- _Written instruction_: Find out how many lines of the material contain the string "JSON" and give only that figure.

- _Items from a figure collection_:

==============================

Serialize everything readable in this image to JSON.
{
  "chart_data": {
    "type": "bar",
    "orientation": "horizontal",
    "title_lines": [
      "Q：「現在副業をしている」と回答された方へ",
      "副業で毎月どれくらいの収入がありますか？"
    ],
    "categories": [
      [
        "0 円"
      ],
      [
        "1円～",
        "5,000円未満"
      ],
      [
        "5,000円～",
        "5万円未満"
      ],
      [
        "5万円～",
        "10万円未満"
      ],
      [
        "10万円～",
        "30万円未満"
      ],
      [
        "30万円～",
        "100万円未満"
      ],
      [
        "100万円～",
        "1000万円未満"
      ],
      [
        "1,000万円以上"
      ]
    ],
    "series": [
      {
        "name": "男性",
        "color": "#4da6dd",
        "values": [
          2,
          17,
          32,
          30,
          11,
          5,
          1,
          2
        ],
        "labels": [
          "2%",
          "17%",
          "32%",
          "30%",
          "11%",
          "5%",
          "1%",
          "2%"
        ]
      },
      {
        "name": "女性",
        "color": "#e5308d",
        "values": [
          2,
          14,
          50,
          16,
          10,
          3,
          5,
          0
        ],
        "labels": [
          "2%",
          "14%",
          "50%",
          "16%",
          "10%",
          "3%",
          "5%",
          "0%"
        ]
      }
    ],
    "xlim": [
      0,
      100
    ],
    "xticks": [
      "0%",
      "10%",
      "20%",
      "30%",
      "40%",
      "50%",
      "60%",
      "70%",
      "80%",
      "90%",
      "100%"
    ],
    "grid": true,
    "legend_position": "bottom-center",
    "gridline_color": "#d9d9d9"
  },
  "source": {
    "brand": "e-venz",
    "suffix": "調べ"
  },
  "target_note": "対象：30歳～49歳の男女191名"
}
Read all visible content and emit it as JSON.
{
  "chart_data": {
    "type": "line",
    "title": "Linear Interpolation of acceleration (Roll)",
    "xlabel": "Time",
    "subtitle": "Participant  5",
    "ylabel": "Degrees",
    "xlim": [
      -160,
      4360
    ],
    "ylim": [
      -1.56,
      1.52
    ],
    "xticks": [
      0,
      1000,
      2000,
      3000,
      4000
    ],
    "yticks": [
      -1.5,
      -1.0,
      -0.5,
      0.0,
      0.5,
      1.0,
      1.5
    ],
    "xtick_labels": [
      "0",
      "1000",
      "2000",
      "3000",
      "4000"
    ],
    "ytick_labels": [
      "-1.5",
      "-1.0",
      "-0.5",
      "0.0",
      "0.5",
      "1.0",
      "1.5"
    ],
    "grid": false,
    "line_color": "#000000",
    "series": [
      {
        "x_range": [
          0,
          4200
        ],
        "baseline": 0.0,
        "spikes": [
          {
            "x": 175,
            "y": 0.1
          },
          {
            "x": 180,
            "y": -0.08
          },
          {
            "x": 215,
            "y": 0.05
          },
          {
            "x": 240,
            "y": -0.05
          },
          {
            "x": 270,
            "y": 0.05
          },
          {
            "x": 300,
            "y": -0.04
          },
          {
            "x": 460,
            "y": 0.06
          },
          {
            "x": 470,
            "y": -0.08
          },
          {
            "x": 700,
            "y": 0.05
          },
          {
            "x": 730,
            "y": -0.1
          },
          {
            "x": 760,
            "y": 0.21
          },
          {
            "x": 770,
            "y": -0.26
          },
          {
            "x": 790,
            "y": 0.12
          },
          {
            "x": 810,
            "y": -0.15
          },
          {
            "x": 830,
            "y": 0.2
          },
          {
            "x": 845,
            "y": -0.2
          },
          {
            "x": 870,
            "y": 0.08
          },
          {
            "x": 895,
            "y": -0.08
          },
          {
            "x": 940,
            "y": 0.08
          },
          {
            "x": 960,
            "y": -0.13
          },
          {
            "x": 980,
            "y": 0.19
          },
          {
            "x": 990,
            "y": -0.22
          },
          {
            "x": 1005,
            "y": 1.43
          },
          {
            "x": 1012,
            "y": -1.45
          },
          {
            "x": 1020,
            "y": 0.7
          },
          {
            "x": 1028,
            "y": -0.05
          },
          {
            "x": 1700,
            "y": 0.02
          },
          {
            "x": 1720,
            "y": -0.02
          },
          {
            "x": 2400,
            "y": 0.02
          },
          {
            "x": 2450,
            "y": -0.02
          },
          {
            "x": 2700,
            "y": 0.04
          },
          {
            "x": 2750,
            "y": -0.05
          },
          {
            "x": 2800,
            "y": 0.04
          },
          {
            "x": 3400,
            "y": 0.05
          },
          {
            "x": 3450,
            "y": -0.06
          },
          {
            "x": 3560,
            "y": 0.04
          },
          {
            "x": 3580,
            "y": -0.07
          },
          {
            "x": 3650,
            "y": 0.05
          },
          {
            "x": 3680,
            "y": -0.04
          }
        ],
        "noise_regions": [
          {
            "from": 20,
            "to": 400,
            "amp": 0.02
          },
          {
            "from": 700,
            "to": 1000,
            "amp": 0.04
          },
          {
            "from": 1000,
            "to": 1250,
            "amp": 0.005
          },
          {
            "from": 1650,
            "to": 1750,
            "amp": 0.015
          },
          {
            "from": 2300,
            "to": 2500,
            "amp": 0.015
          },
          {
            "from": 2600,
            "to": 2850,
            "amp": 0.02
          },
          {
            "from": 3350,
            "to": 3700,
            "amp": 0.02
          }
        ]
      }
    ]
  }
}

==============================

- _Reply to the exercise_: 2